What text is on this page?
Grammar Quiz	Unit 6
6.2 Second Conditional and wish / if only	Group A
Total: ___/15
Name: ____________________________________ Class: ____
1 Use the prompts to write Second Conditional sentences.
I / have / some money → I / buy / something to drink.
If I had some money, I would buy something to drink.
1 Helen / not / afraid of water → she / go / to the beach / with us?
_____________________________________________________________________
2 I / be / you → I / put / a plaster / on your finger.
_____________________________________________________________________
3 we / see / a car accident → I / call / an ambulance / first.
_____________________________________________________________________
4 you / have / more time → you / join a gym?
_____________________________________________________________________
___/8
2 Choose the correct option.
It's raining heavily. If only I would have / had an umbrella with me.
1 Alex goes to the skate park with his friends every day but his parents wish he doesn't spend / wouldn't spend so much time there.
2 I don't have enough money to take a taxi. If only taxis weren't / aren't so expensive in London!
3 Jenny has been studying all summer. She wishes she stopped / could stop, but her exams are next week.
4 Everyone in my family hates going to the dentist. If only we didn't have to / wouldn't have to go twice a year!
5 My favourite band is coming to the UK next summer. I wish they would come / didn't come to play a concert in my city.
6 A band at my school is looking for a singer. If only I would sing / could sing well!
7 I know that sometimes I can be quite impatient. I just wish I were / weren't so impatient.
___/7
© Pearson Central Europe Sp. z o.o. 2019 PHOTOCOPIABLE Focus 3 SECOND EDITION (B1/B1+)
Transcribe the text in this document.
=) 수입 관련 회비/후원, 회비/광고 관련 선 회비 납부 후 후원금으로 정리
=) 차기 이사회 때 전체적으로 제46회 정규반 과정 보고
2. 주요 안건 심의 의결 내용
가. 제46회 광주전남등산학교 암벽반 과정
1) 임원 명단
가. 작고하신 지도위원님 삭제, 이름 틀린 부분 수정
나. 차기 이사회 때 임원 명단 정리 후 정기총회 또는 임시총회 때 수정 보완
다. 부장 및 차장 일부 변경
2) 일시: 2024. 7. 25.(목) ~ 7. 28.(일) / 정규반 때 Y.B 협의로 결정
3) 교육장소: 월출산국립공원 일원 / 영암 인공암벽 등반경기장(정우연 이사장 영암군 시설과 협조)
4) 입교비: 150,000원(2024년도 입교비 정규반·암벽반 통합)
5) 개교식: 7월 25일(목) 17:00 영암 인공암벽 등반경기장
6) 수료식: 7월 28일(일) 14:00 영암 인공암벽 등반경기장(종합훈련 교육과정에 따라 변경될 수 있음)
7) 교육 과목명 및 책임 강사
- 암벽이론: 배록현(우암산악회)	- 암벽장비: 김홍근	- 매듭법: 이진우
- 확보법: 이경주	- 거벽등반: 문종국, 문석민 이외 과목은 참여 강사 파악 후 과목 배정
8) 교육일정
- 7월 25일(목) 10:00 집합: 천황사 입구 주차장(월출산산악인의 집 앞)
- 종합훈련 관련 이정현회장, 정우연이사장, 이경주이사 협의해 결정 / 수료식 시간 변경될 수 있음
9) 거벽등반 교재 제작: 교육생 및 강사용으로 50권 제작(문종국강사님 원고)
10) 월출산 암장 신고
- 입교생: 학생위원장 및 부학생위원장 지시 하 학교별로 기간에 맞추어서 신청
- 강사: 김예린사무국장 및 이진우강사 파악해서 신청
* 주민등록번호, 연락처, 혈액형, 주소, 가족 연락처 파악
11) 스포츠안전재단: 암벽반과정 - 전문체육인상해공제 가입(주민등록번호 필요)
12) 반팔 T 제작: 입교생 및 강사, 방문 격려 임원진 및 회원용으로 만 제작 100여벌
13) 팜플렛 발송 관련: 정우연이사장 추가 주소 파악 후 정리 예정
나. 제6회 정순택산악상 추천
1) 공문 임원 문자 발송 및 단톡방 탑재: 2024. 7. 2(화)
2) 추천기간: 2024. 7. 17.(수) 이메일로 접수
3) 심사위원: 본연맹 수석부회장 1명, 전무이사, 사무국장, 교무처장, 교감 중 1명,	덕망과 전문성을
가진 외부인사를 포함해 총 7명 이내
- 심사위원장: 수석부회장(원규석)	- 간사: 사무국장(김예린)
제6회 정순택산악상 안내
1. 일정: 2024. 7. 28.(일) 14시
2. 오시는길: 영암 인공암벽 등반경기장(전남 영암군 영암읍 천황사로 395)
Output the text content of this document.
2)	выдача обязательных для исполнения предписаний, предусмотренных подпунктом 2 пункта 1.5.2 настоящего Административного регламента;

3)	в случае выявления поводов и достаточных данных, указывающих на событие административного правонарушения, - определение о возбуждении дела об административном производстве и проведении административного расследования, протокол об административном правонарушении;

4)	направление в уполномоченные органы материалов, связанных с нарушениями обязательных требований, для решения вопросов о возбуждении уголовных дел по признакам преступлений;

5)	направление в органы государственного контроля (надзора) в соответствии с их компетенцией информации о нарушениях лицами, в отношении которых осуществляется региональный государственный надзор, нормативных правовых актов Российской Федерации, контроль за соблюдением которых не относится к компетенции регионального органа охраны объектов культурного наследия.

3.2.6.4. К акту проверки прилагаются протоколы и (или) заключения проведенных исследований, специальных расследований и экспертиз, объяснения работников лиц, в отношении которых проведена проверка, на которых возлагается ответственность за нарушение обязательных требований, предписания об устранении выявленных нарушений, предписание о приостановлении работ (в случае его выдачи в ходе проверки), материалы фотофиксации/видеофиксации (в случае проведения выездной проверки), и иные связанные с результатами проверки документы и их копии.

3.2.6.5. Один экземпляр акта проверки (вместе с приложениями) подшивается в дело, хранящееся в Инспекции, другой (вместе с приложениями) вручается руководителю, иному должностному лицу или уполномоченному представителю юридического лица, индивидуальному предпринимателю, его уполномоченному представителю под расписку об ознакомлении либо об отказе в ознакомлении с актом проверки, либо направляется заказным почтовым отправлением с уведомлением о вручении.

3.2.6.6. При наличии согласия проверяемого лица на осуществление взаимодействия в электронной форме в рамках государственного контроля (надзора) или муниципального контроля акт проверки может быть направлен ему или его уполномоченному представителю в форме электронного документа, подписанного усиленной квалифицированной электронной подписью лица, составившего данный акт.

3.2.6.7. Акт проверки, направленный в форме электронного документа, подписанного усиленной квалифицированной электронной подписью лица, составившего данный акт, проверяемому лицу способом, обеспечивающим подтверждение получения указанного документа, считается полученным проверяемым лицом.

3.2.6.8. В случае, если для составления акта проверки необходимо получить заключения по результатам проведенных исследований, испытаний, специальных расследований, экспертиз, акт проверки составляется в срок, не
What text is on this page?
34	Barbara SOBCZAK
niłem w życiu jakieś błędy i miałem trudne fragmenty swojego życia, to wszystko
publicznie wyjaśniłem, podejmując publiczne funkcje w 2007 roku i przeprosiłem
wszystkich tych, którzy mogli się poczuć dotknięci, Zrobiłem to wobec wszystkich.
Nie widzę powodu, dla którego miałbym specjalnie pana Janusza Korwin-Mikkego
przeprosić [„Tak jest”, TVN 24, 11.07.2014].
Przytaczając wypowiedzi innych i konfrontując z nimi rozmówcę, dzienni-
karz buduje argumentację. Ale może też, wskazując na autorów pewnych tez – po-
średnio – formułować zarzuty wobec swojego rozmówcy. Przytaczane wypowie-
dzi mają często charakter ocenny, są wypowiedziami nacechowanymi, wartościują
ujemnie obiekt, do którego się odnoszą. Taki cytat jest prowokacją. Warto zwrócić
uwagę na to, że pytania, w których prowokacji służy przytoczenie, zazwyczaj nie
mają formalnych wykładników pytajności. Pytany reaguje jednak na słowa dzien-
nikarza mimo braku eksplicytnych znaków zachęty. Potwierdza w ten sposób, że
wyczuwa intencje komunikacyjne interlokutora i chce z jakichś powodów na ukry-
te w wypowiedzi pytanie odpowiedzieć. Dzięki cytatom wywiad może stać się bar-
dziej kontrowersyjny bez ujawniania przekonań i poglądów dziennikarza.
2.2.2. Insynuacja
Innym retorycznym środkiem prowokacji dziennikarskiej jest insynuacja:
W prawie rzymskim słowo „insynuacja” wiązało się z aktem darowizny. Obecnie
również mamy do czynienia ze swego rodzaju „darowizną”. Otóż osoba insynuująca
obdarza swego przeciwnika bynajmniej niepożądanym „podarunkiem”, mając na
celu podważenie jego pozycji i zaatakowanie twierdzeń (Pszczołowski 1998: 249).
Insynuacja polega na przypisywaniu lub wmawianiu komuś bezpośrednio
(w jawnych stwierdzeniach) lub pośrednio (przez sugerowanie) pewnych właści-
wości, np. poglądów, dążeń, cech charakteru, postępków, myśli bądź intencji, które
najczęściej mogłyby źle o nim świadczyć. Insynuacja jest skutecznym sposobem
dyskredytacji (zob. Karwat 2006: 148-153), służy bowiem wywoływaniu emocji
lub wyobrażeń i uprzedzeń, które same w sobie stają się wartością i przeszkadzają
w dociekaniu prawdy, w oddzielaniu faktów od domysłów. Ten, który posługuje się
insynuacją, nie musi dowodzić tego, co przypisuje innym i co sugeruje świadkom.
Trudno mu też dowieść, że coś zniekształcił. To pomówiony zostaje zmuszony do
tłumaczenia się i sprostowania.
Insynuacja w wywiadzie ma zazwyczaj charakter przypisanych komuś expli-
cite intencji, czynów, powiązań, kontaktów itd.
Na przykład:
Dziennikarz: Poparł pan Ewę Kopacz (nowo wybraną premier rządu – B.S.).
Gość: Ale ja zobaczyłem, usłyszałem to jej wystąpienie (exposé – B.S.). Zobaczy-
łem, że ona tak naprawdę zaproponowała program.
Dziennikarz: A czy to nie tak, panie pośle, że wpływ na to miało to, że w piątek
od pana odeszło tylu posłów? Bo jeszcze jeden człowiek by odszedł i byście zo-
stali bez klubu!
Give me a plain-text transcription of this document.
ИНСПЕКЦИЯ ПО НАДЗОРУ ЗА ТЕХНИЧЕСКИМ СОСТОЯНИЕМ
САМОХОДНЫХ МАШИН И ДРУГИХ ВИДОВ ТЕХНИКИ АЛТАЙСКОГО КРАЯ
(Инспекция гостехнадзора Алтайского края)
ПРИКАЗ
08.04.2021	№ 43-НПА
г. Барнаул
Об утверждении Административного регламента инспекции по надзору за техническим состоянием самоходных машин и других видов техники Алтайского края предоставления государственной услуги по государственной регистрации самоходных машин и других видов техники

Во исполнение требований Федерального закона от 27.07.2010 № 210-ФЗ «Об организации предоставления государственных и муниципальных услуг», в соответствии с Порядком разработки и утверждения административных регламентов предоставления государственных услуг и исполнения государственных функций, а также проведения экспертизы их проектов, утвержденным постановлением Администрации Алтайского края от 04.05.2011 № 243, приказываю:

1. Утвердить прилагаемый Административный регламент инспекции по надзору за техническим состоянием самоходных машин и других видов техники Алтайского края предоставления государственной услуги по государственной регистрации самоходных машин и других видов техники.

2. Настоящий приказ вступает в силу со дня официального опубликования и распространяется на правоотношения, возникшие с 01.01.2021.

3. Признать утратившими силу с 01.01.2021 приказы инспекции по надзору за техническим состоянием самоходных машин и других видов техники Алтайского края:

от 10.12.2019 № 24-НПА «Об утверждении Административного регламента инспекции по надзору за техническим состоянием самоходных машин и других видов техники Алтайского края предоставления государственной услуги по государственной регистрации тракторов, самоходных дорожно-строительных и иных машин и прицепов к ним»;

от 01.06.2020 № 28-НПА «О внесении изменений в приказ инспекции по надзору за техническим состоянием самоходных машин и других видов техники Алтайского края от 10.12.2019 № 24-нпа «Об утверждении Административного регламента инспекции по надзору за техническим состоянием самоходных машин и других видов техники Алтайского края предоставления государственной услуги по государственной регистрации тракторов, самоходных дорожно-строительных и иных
══════════
• TASK DESCRIPTION
Identify how many lines in the entries above include the string "расследований", then state that number alone.

• RESULT OF THE EXERCISE
2